— BEGIN Record set —

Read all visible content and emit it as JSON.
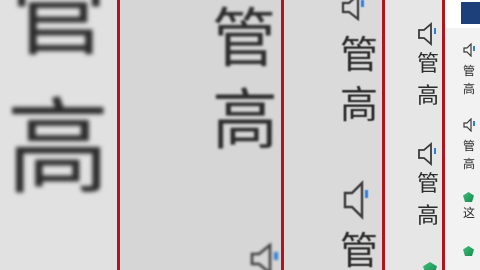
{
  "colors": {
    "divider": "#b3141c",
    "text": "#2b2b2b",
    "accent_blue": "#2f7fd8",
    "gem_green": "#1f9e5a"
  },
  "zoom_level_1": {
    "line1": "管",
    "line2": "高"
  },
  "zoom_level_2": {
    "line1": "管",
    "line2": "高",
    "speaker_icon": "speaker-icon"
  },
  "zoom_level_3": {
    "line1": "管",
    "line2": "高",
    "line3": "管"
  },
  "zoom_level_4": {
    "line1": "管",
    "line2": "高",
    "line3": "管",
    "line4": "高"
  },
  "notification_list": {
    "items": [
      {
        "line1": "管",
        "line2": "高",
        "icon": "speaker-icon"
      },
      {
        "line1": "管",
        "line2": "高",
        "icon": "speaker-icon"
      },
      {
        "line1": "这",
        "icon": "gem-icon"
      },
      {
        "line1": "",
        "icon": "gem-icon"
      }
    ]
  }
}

— END Record set —
— BEGIN Record set —

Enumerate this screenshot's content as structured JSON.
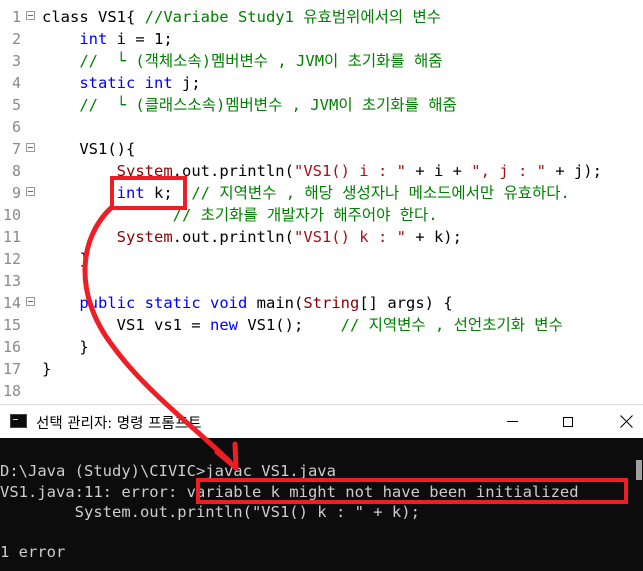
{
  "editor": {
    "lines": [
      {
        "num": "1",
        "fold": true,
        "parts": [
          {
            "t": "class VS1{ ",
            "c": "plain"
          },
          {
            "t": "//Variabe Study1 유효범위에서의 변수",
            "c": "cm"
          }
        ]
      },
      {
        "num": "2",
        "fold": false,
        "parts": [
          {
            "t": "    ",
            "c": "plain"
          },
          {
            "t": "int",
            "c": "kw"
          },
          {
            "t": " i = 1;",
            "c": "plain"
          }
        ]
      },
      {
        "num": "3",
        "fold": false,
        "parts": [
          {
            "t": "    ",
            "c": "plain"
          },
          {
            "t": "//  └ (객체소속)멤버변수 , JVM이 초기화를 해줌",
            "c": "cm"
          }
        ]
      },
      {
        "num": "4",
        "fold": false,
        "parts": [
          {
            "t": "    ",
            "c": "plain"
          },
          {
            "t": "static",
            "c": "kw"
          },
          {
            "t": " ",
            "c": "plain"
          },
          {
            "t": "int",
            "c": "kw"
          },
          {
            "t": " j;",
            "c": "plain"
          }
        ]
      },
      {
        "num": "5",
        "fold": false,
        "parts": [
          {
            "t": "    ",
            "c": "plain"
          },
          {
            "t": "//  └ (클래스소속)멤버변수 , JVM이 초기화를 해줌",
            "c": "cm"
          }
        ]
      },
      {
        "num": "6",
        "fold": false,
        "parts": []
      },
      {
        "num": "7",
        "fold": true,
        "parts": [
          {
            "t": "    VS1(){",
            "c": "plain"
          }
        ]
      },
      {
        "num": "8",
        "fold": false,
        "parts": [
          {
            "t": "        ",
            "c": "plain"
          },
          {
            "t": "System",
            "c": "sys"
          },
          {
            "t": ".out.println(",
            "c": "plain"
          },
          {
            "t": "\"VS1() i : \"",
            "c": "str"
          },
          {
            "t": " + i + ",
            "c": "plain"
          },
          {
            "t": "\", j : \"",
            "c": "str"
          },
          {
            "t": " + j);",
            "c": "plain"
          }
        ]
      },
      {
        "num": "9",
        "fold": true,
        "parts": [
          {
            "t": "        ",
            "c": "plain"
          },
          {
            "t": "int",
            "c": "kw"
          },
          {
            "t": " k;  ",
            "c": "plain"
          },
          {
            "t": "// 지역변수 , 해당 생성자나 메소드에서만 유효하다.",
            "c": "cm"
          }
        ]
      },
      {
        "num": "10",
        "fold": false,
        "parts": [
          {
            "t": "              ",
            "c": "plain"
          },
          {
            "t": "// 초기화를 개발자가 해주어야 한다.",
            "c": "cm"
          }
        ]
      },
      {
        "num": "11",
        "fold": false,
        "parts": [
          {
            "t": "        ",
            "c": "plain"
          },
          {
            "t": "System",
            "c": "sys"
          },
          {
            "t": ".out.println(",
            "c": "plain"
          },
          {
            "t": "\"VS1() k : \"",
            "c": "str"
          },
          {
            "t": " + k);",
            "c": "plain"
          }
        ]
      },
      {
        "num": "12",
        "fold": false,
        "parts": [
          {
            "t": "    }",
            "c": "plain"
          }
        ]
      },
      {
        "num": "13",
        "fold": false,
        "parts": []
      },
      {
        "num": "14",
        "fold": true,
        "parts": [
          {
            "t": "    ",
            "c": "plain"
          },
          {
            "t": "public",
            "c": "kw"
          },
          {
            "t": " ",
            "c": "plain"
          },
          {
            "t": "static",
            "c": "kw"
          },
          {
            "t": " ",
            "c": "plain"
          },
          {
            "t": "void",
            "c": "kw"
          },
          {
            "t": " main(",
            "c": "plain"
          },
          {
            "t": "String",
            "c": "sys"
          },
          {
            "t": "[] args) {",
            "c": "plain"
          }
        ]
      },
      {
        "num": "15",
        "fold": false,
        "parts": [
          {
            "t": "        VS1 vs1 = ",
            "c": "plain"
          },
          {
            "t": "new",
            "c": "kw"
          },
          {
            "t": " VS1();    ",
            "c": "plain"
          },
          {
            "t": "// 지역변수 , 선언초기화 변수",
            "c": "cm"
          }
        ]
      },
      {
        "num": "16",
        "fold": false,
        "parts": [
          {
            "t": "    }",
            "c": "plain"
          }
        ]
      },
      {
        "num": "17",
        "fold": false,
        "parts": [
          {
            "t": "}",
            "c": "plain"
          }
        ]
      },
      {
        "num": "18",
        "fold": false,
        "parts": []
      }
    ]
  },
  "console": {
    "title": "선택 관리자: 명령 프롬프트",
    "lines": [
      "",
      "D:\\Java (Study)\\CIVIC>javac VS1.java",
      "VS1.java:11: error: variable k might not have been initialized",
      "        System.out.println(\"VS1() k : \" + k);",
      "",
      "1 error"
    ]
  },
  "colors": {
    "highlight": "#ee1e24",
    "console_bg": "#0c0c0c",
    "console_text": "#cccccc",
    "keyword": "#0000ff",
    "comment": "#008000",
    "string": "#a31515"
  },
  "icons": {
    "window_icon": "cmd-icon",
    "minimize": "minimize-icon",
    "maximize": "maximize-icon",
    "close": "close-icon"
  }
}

— END Record set —

• **Written task**: Go through the listing above and work out how many lines contain the string "content". Reply with the number alone.

• **Worked answer**: 2